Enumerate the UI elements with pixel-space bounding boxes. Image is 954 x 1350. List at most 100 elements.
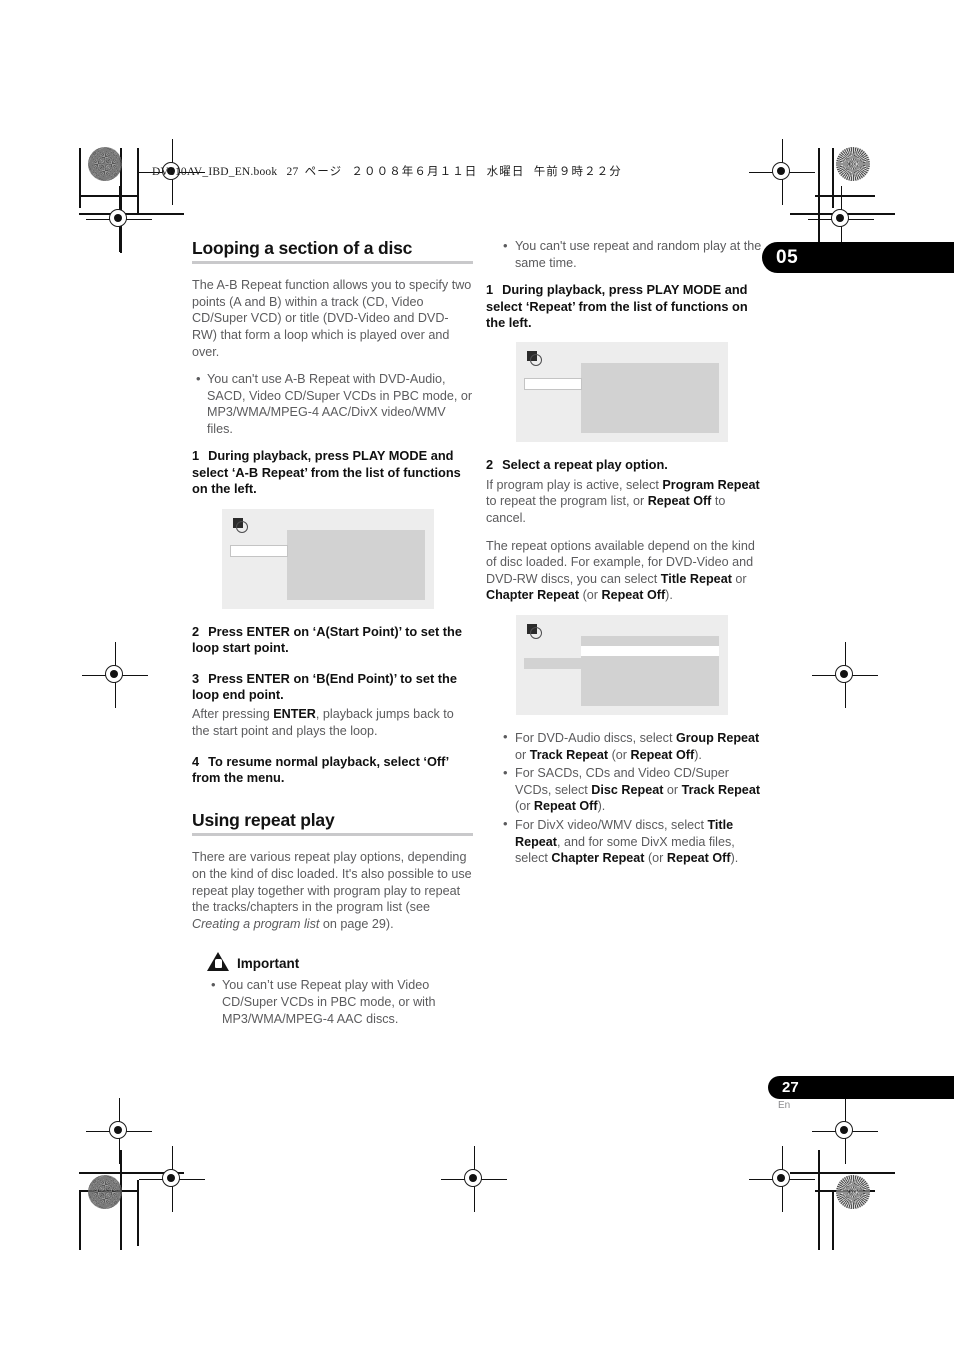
page-language-code: En <box>778 1100 791 1111</box>
intro-bullet-list: You can't use A-B Repeat with DVD-Audio,… <box>192 371 473 437</box>
osd-panel <box>581 363 719 434</box>
text-c: or <box>515 747 530 762</box>
important-body: You can’t use Repeat play with Video CD/… <box>207 977 473 1027</box>
cross-reference-title: Creating a program list <box>192 916 320 931</box>
note-pre: After pressing <box>192 707 274 722</box>
text-c: or <box>731 571 747 586</box>
important-label: Important <box>237 956 300 972</box>
step-1: 1 During playback, press PLAY MODE and se… <box>486 282 767 331</box>
term-2: Track Repeat <box>529 747 609 762</box>
crop-mark <box>120 148 122 253</box>
book-filename: DV610AV_IBD_EN.book <box>152 166 278 178</box>
text-a: For DivX video/WMV discs, select <box>515 817 708 832</box>
book-page-unit: ページ <box>304 166 343 178</box>
halftone-patch <box>88 1175 122 1209</box>
program-repeat-paragraph: If program play is active, select Progra… <box>486 477 767 527</box>
list-item: For SACDs, CDs and Video CD/Super VCDs, … <box>503 765 767 815</box>
repeat-options-paragraph: The repeat options available depend on t… <box>486 538 767 604</box>
text-d: (or <box>579 588 602 603</box>
term-3: Repeat Off <box>533 799 598 814</box>
book-header-line: DV610AV_IBD_EN.book 27 ページ ２００８年６月１１日 水曜… <box>152 163 622 179</box>
heading-rule <box>192 833 473 837</box>
list-item: For DivX video/WMV discs, select Title R… <box>503 816 767 867</box>
page-number: 27 <box>782 1078 799 1096</box>
step-2: 2 Press ENTER on ‘A(Start Point)’ to set … <box>192 624 473 657</box>
registration-mark <box>441 1146 507 1212</box>
step-text: During playback, press PLAY MODE and sel… <box>486 282 748 330</box>
term-2: Chapter Repeat <box>551 851 645 866</box>
osd-figure-ab-repeat <box>222 508 434 609</box>
page-title: Looping a section of a disc <box>192 238 413 258</box>
chapter-number: 05 <box>776 247 799 268</box>
registration-mark <box>86 1098 152 1164</box>
registration-mark <box>86 186 152 252</box>
crop-mark <box>818 148 820 253</box>
crop-mark <box>79 1190 139 1192</box>
term-1: Group Repeat <box>675 730 760 745</box>
step-2: 2 Select a repeat play option. <box>486 457 767 473</box>
important-heading: Important <box>207 952 473 972</box>
chapter-tab: 05 <box>762 242 954 273</box>
registration-mark <box>749 139 815 205</box>
term-program-repeat: Program Repeat <box>662 477 760 492</box>
term-3: Repeat Off <box>630 747 695 762</box>
book-date: ２００８年６月１１日 <box>351 166 478 178</box>
crop-mark <box>79 213 184 215</box>
step-1: 1 During playback, press PLAY MODE and se… <box>192 448 473 497</box>
book-page-number: 27 <box>286 166 299 178</box>
step-3: 3 Press ENTER on ‘B(End Point)’ to set th… <box>192 671 473 704</box>
text-a: If program play is active, select <box>486 477 663 492</box>
text-c: to repeat the program list, or <box>486 494 648 509</box>
text-d: (or <box>608 747 631 762</box>
book-time: 午前９時２２分 <box>533 166 622 178</box>
list-item: You can't use repeat and random play at … <box>503 237 767 271</box>
crop-mark <box>832 1190 834 1250</box>
step-number: 2 <box>486 457 494 473</box>
top-bullet-list: You can't use repeat and random play at … <box>486 237 767 271</box>
step-number: 2 <box>192 623 200 639</box>
crop-mark <box>79 195 139 197</box>
text-e: ). <box>694 747 702 762</box>
disc-osd-icon <box>233 517 249 534</box>
step-3-note: After pressing ENTER, playback jumps bac… <box>192 706 473 739</box>
step-number: 3 <box>192 670 200 686</box>
disc-osd-icon <box>527 351 543 367</box>
step-text: Select a repeat play option. <box>502 457 668 473</box>
registration-mark <box>812 1098 878 1164</box>
crop-mark <box>790 1172 895 1174</box>
heading-rule <box>192 261 473 265</box>
term-1: Disc Repeat <box>591 782 664 797</box>
crop-mark <box>790 213 895 215</box>
crop-mark <box>79 1172 184 1174</box>
right-column: You can't use repeat and random play at … <box>486 237 767 878</box>
crop-mark <box>137 148 139 214</box>
term-repeat-off: Repeat Off <box>601 588 666 603</box>
crop-mark <box>137 1180 139 1246</box>
text-e: ). <box>730 851 739 866</box>
note-bold: ENTER <box>273 707 316 722</box>
crop-mark <box>818 1150 820 1250</box>
list-item: You can't use A-B Repeat with DVD-Audio,… <box>196 371 473 437</box>
text-d: (or <box>515 799 534 814</box>
section-title-repeat-play: Using repeat play <box>192 810 335 831</box>
step-text: Press ENTER on ‘A(Start Point)’ to set t… <box>192 623 462 656</box>
halftone-patch <box>836 1175 870 1209</box>
osd-panel <box>287 529 425 600</box>
term-2: Track Repeat <box>681 782 761 797</box>
term-title-repeat: Title Repeat <box>660 571 732 586</box>
halftone-patch <box>836 147 870 181</box>
registration-mark <box>82 642 148 708</box>
step-number: 4 <box>192 753 200 769</box>
registration-mark <box>812 642 878 708</box>
term-3: Repeat Off <box>666 851 731 866</box>
list-item: You can’t use Repeat play with Video CD/… <box>211 977 473 1027</box>
intro-paragraph: The A-B Repeat function allows you to sp… <box>192 278 472 359</box>
halftone-patch <box>88 147 122 181</box>
term-chapter-repeat: Chapter Repeat <box>486 588 580 603</box>
disc-type-bullet-list: For DVD-Audio discs, select Group Repeat… <box>486 729 767 867</box>
text-d: (or <box>644 851 667 866</box>
step-text: To resume normal playback, select ‘Off’ … <box>192 753 449 785</box>
osd-selection-bar <box>524 378 582 391</box>
book-weekday: 水曜日 <box>486 166 525 178</box>
intro-pre: There are various repeat play options, d… <box>192 850 472 915</box>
══════════════════════════════
STATED TASK:
Recast every line of the records above as a Markdown table with the columns "Row" and "Line", numbering the rows in order. Omit blank lines and the pictures.

ANSWER TO THE EXERCISE:
| Row | Line |
|---|---|
| 1 | Enumerate the UI elements with pixel-space bounding boxes. Image is 954 x 1350. List at most 100 elements. |
| 2 | page-language-code: En <box>778 1100 791 1111</box> |
| 3 | intro-bullet-list: You can't use A-B Repeat with DVD-Audio,… <box>192 371 473 437</box> |
| 4 | osd-panel <box>581 363 719 434</box> |
| 5 | text-c: or <box>515 747 530 762</box> |
| 6 | important-body: You can’t use Repeat play with Video CD/… <box>207 977 473 1027</box> |
| 7 | cross-reference-title: Creating a program list <box>192 916 320 931</box> |
| 8 | note-pre: After pressing <box>192 707 274 722</box> |
| 9 | text-c: or <box>731 571 747 586</box> |
| 10 | important-label: Important <box>237 956 300 972</box> |
| 11 | step-1: 1 During playback, press PLAY MODE and se… <box>486 282 767 331</box> |
| 12 | term-2: Track Repeat <box>529 747 609 762</box> |
| 13 | crop-mark <box>120 148 122 253</box> |
| 14 | book-filename: DV610AV_IBD_EN.book <box>152 166 278 178</box> |
| 15 | text-a: For DivX video/WMV discs, select <box>515 817 708 832</box> |
| 16 | book-page-unit: ページ <box>304 166 343 178</box> |
| 17 | halftone-patch <box>88 1175 122 1209</box> |
| 18 | program-repeat-paragraph: If program play is active, select Progra… <box>486 477 767 527</box> |
| 19 | list-item: For SACDs, CDs and Video CD/Super VCDs, … <box>503 765 767 815</box> |
| 20 | repeat-options-paragraph: The repeat options available depend on t… <box>486 538 767 604</box> |
| 21 | text-d: (or <box>579 588 602 603</box> |
| 22 | term-3: Repeat Off <box>533 799 598 814</box> |
| 23 | book-header-line: DV610AV_IBD_EN.book 27 ページ ２００８年６月１１日 水曜… <box>152 163 622 179</box> |
| 24 | heading-rule <box>192 833 473 837</box> |
| 25 | list-item: For DivX video/WMV discs, select Title R… <box>503 816 767 867</box> |
| 26 | page-number: 27 <box>782 1078 799 1096</box> |
| 27 | step-2: 2 Press ENTER on ‘A(Start Point)’ to set … <box>192 624 473 657</box> |
| 28 | registration-mark <box>441 1146 507 1212</box> |
| 29 | step-text: During playback, press PLAY MODE and sel… <box>486 282 748 330</box> |
| 30 | term-2: Chapter Repeat <box>551 851 645 866</box> |
| 31 | osd-figure-ab-repeat <box>222 508 434 609</box> |
| 32 | page-title: Looping a section of a disc <box>192 238 413 258</box> |
| 33 | chapter-number: 05 <box>776 247 799 268</box> |
| 34 | registration-mark <box>86 1098 152 1164</box> |
| 35 | registration-mark <box>86 186 152 252</box> |
| 36 | crop-mark <box>818 148 820 253</box> |
| 37 | crop-mark <box>79 1190 139 1192</box> |
| 38 | term-1: Group Repeat <box>675 730 760 745</box> |
| 39 | step-2: 2 Select a repeat play option. <box>486 457 767 473</box> |
| 40 | important-heading: Important <box>207 952 473 972</box> |
| 41 | chapter-tab: 05 <box>762 242 954 273</box> |
| 42 | registration-mark <box>749 139 815 205</box> |
| 43 | term-program-repeat: Program Repeat <box>662 477 760 492</box> |
| 44 | term-3: Repeat Off <box>630 747 695 762</box> |
| 45 | book-date: ２００８年６月１１日 <box>351 166 478 178</box> |
| 46 | crop-mark <box>79 213 184 215</box> |
| 47 | step-1: 1 During playback, press PLAY MODE and se… <box>192 448 473 497</box> |
| 48 | book-page-number: 27 <box>286 166 299 178</box> |
| 49 | step-3: 3 Press ENTER on ‘B(End Point)’ to set th… <box>192 671 473 704</box> |
| 50 | text-a: If program play is active, select <box>486 477 663 492</box> |
| 51 | text-c: to repeat the program list, or <box>486 494 648 509</box> |
| 52 | text-d: (or <box>608 747 631 762</box> |
| 53 | book-time: 午前９時２２分 <box>533 166 622 178</box> |
| 54 | list-item: You can't use repeat and random play at … <box>503 237 767 271</box> |
| 55 | crop-mark <box>832 1190 834 1250</box> |
| 56 | step-number: 2 <box>486 457 494 473</box> |
| 57 | top-bullet-list: You can't use repeat and random play at … <box>486 237 767 271</box> |
| 58 | step-number: 2 <box>192 623 200 639</box> |
| 59 | crop-mark <box>79 195 139 197</box> |
| 60 | text-e: ). <box>694 747 702 762</box> |
| 61 | disc-osd-icon <box>233 517 249 534</box> |
| 62 | step-3-note: After pressing ENTER, playback jumps bac… <box>192 706 473 739</box> |
| 63 | step-number: 3 <box>192 670 200 686</box> |
| 64 | disc-osd-icon <box>527 351 543 367</box> |
| 65 | step-text: Select a repeat play option. <box>502 457 668 473</box> |
| 66 | registration-mark <box>812 1098 878 1164</box> |
| 67 | crop-mark <box>790 1172 895 1174</box> |
| 68 | heading-rule <box>192 261 473 265</box> |
| 69 | term-1: Disc Repeat <box>591 782 664 797</box> |
| 70 | crop-mark <box>790 213 895 215</box> |
| 71 | crop-mark <box>79 1172 184 1174</box> |
| 72 | right-column: You can't use repeat and random play at … <box>486 237 767 878</box> |
| 73 | crop-mark <box>137 148 139 214</box> |
| 74 | term-repeat-off: Repeat Off <box>601 588 666 603</box> |
| 75 | crop-mark <box>137 1180 139 1246</box> |
| 76 | text-e: ). <box>730 851 739 866</box> |
| 77 | note-bold: ENTER <box>273 707 316 722</box> |
| 78 | crop-mark <box>818 1150 820 1250</box> |
| 79 | list-item: You can't use A-B Repeat with DVD-Audio,… <box>196 371 473 437</box> |
| 80 | text-d: (or <box>515 799 534 814</box> |
| 81 | section-title-repeat-play: Using repeat play <box>192 810 335 831</box> |
| 82 | step-text: Press ENTER on ‘A(Start Point)’ to set t… <box>192 623 462 656</box> |
| 83 | halftone-patch <box>836 1175 870 1209</box> |
| 84 | osd-panel <box>287 529 425 600</box> |
| 85 | term-2: Track Repeat <box>681 782 761 797</box> |
| 86 | term-title-repeat: Title Repeat <box>660 571 732 586</box> |
| 87 | halftone-patch <box>836 147 870 181</box> |
| 88 | registration-mark <box>82 642 148 708</box> |
| 89 | step-number: 4 <box>192 753 200 769</box> |
| 90 | registration-mark <box>812 642 878 708</box> |
| 91 | term-3: Repeat Off <box>666 851 731 866</box> |
| 92 | list-item: You can’t use Repeat play with Video CD/… <box>211 977 473 1027</box> |
| 93 | intro-paragraph: The A-B Repeat function allows you to sp… <box>192 278 472 359</box> |
| 94 | halftone-patch <box>88 147 122 181</box> |
| 95 | term-chapter-repeat: Chapter Repeat <box>486 588 580 603</box> |
| 96 | disc-type-bullet-list: For DVD-Audio discs, select Group Repeat… <box>486 729 767 867</box> |
| 97 | text-d: (or <box>644 851 667 866</box> |
| 98 | step-text: To resume normal playback, select ‘Off’ … <box>192 753 449 785</box> |
| 99 | osd-selection-bar <box>524 378 582 391</box> |
| 100 | book-weekday: 水曜日 <box>486 166 525 178</box> |
| 101 | intro-pre: There are various repeat play options, d… <box>192 850 472 915</box> |